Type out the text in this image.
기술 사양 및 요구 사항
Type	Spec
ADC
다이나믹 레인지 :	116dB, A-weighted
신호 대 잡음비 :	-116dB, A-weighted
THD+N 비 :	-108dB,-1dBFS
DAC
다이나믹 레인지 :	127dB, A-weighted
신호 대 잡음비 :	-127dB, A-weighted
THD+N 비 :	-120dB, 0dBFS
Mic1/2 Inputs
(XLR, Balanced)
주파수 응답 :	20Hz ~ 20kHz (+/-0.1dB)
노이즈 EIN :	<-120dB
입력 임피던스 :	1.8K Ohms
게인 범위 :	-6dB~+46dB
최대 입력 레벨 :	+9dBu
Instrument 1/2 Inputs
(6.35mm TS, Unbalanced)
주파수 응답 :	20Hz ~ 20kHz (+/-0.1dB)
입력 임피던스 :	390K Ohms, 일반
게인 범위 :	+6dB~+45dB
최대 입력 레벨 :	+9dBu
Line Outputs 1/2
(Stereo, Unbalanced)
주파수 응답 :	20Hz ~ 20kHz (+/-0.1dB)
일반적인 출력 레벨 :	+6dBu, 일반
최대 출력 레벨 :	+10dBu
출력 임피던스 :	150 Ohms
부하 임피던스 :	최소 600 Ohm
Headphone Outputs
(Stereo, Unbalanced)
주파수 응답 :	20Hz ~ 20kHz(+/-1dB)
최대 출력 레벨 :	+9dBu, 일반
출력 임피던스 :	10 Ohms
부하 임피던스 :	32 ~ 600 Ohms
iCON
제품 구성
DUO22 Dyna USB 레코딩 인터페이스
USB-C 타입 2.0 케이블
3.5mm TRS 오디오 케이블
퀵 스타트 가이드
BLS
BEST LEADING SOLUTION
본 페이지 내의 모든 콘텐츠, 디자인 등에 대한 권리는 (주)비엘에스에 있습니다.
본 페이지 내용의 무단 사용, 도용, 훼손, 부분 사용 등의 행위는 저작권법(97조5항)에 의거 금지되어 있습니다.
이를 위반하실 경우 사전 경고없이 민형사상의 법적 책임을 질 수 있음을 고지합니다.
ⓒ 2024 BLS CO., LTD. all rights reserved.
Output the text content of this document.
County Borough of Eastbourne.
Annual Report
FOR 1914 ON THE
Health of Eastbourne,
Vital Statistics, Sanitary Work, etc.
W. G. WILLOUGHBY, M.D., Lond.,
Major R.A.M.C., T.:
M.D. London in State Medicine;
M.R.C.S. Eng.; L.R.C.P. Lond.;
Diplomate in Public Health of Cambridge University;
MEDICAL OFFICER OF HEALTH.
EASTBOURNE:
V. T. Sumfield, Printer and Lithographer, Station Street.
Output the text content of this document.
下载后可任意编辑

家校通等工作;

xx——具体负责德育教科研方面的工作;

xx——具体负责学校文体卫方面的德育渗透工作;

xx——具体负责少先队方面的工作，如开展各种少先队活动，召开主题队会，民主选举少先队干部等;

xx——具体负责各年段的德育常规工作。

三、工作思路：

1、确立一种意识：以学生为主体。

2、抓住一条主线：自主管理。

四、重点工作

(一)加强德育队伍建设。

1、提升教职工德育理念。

^^^^

== OBJECTIVE ==
Output the entries verbatim.

== REPLY ==
Type out the text in this image.
기술 사양 및 요구 사항
Type	Spec
ADC
다이나믹 레인지 :	116dB, A-weighted
신호 대 잡음비 :	-116dB, A-weighted
THD+N 비 :	-108dB,-1dBFS
DAC
다이나믹 레인지 :	127dB, A-weighted
신호 대 잡음비 :	-127dB, A-weighted
THD+N 비 :	-120dB, 0dBFS
Mic1/2 Inputs
(XLR, Balanced)
주파수 응답 :	20Hz ~ 20kHz (+/-0.1dB)
노이즈 EIN :	<-120dB
입력 임피던스 :	1.8K Ohms
게인 범위 :	-6dB~+46dB
최대 입력 레벨 :	+9dBu
Instrument 1/2 Inputs
(6.35mm TS, Unbalanced)
주파수 응답 :	20Hz ~ 20kHz (+/-0.1dB)
입력 임피던스 :	390K Ohms, 일반
게인 범위 :	+6dB~+45dB
최대 입력 레벨 :	+9dBu
Line Outputs 1/2
(Stereo, Unbalanced)
주파수 응답 :	20Hz ~ 20kHz (+/-0.1dB)
일반적인 출력 레벨 :	+6dBu, 일반
최대 출력 레벨 :	+10dBu
출력 임피던스 :	150 Ohms
부하 임피던스 :	최소 600 Ohm
Headphone Outputs
(Stereo, Unbalanced)
주파수 응답 :	20Hz ~ 20kHz(+/-1dB)
최대 출력 레벨 :	+9dBu, 일반
출력 임피던스 :	10 Ohms
부하 임피던스 :	32 ~ 600 Ohms
iCON
제품 구성
DUO22 Dyna USB 레코딩 인터페이스
USB-C 타입 2.0 케이블
3.5mm TRS 오디오 케이블
퀵 스타트 가이드
BLS
BEST LEADING SOLUTION
본 페이지 내의 모든 콘텐츠, 디자인 등에 대한 권리는 (주)비엘에스에 있습니다.
본 페이지 내용의 무단 사용, 도용, 훼손, 부분 사용 등의 행위는 저작권법(97조5항)에 의거 금지되어 있습니다.
이를 위반하실 경우 사전 경고없이 민형사상의 법적 책임을 질 수 있음을 고지합니다.
ⓒ 2024 BLS CO., LTD. all rights reserved.
Output the text content of this document.
County Borough of Eastbourne.
Annual Report
FOR 1914 ON THE
Health of Eastbourne,
Vital Statistics, Sanitary Work, etc.
W. G. WILLOUGHBY, M.D., Lond.,
Major R.A.M.C., T.:
M.D. London in State Medicine;
M.R.C.S. Eng.; L.R.C.P. Lond.;
Diplomate in Public Health of Cambridge University;
MEDICAL OFFICER OF HEALTH.
EASTBOURNE:
V. T. Sumfield, Printer and Lithographer, Station Street.
Output the text content of this document.
下载后可任意编辑

家校通等工作;

xx——具体负责德育教科研方面的工作;

xx——具体负责学校文体卫方面的德育渗透工作;

xx——具体负责少先队方面的工作，如开展各种少先队活动，召开主题队会，民主选举少先队干部等;

xx——具体负责各年段的德育常规工作。

三、工作思路：

1、确立一种意识：以学生为主体。

2、抓住一条主线：自主管理。

四、重点工作

(一)加强德育队伍建设。

1、提升教职工德育理念。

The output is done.